What to work on: Locate all lines with the word "Aufhebung". Copy them.

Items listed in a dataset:
===

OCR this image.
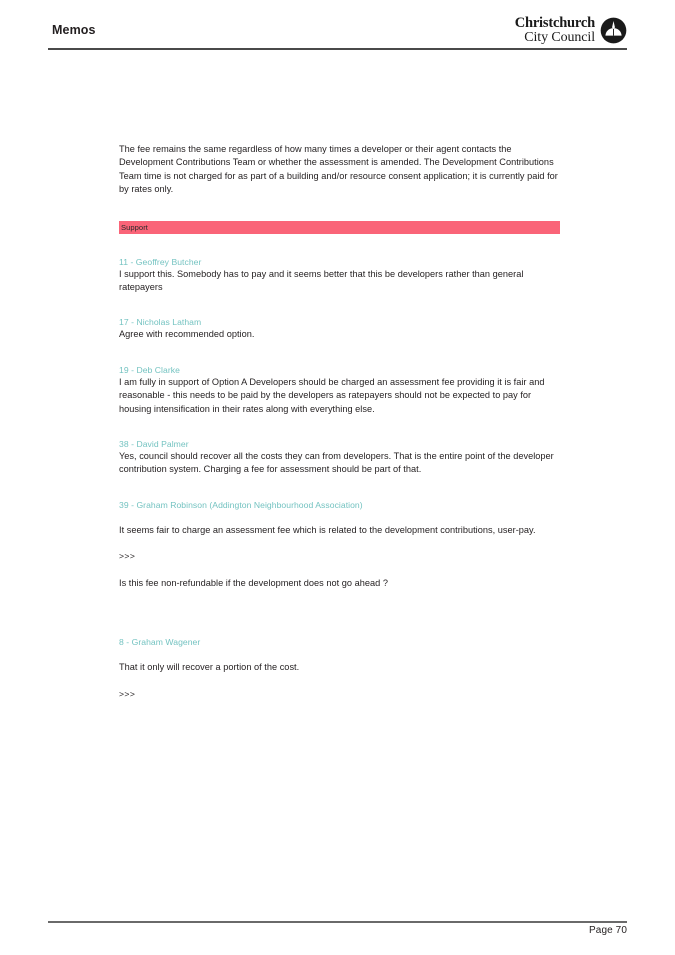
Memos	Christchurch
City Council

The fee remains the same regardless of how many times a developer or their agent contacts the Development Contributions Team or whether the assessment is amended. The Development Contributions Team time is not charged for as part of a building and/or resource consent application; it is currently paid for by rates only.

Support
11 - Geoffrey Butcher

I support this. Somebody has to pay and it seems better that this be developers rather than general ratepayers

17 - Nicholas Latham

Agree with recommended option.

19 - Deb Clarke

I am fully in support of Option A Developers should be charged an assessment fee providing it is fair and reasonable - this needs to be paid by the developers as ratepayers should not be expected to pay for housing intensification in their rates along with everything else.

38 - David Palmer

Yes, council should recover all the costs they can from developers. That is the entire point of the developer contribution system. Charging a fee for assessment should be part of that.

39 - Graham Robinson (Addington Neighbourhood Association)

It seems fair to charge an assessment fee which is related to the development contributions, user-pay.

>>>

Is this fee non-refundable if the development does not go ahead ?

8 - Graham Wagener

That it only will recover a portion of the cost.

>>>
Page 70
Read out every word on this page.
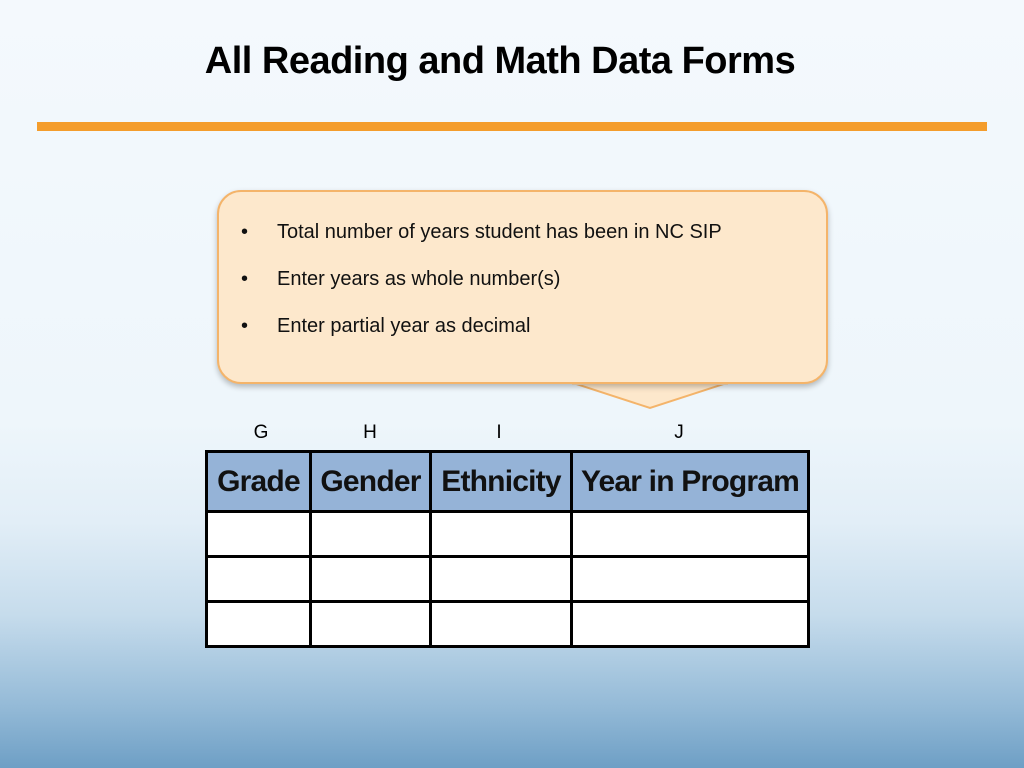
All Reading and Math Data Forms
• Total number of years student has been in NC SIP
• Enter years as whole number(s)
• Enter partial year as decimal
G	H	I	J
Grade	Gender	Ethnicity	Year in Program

===

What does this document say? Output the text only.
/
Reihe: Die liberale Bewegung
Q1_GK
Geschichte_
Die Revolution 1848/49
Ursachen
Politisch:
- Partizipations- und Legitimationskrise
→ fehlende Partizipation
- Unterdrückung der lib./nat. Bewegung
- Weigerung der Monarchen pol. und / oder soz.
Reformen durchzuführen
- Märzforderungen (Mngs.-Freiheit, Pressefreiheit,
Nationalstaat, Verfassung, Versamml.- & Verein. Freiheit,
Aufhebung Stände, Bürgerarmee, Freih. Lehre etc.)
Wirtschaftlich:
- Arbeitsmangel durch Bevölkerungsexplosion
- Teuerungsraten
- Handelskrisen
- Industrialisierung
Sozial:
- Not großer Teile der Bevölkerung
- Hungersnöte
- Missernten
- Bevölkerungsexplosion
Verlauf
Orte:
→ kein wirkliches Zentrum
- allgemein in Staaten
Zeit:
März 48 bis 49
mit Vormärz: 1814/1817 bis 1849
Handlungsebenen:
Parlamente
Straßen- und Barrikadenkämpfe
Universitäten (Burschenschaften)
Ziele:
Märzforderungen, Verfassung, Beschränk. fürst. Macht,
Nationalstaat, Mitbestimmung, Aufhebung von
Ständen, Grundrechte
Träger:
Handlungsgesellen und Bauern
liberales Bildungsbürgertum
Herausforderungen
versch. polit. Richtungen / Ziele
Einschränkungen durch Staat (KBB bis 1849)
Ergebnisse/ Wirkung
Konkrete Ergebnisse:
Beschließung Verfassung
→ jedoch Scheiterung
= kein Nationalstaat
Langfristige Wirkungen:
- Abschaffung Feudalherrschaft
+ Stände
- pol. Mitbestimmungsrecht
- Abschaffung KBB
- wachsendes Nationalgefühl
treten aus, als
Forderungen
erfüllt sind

===

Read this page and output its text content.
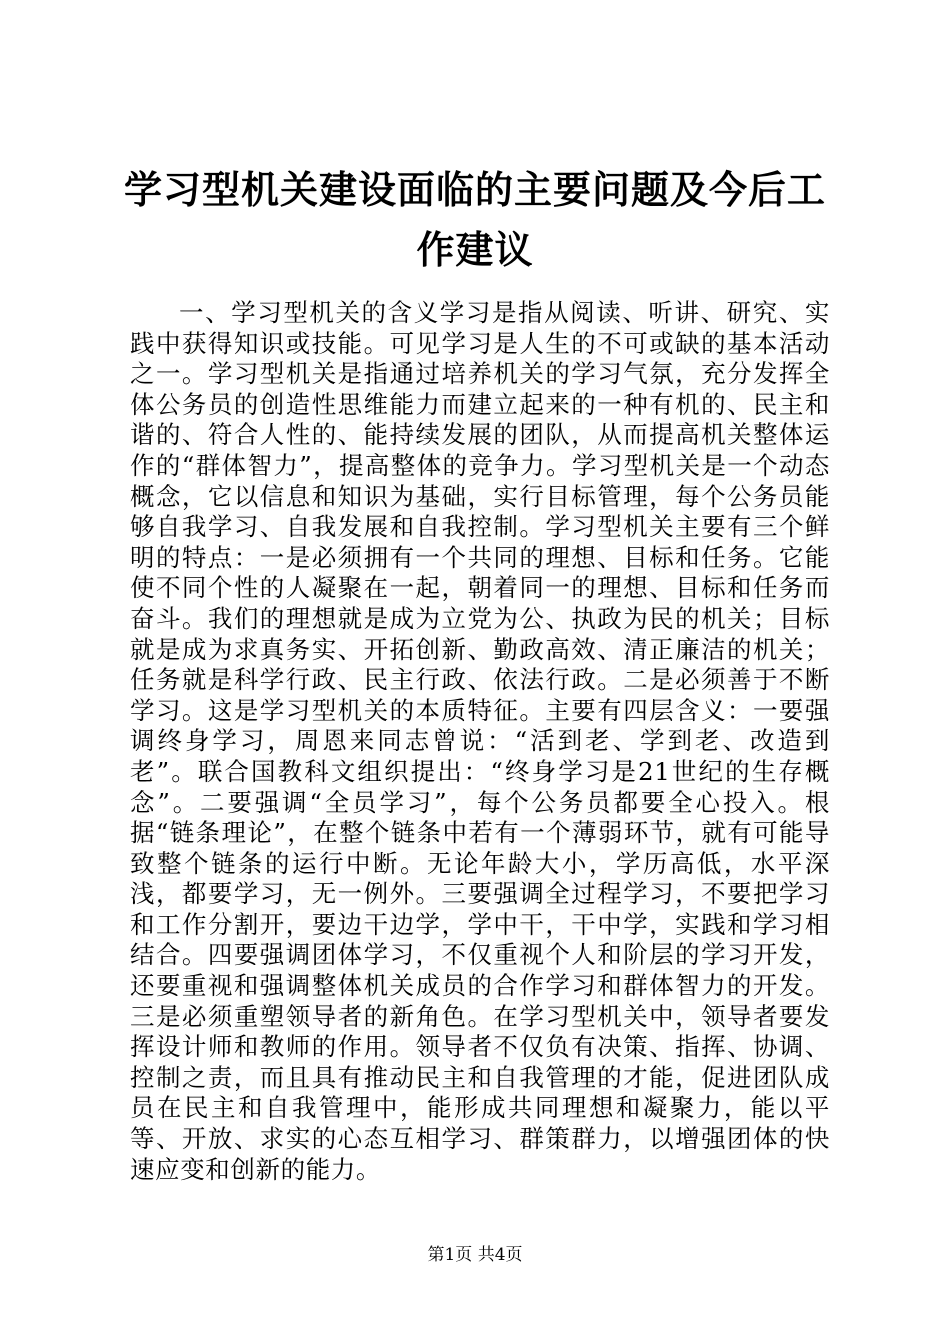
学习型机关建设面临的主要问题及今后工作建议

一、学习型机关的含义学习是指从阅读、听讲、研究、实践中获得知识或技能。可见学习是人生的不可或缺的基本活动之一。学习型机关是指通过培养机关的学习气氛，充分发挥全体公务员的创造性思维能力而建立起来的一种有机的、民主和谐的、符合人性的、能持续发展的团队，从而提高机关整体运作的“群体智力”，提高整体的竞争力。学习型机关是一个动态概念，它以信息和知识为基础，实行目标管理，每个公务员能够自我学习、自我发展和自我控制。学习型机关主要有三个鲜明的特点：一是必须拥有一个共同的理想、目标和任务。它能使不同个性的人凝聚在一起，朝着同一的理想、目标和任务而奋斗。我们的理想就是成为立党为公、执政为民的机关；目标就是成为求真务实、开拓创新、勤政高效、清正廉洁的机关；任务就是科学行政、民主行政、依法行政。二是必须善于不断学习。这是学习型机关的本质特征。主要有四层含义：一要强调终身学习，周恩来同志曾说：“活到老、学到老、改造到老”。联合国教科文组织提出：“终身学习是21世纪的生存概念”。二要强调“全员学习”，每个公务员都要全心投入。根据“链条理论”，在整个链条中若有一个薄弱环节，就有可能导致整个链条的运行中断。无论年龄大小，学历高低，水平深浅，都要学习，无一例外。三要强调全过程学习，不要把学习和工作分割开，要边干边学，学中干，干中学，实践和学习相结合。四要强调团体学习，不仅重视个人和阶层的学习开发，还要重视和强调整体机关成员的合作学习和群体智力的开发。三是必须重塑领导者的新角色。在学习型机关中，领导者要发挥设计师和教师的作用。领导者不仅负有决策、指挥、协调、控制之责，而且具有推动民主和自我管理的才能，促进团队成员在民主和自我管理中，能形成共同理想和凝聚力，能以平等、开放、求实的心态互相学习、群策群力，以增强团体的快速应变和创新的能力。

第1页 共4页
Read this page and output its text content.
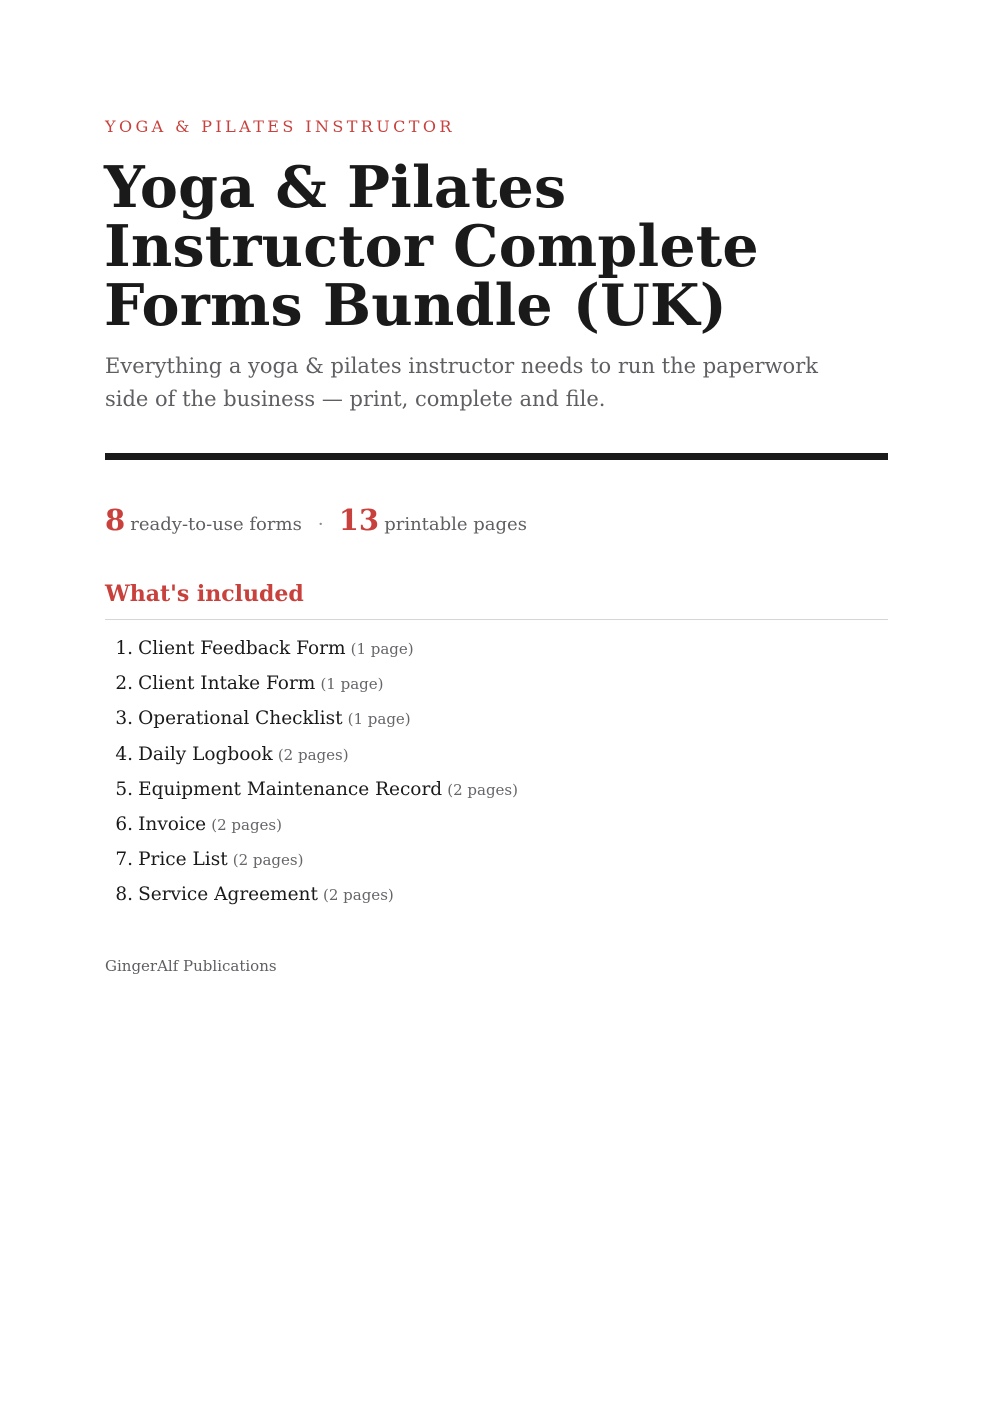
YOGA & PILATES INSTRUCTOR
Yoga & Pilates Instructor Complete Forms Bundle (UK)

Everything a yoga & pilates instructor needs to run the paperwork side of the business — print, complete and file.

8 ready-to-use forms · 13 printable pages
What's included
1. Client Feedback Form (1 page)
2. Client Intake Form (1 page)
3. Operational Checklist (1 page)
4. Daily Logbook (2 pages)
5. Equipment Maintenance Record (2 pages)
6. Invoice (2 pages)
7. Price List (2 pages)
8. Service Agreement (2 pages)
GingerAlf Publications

===

Correct response:
Aufhebung Stände, Bürgerarmee, Freih. Lehre etc.)
Nationalstaat, Mitbestimmung, Aufhebung von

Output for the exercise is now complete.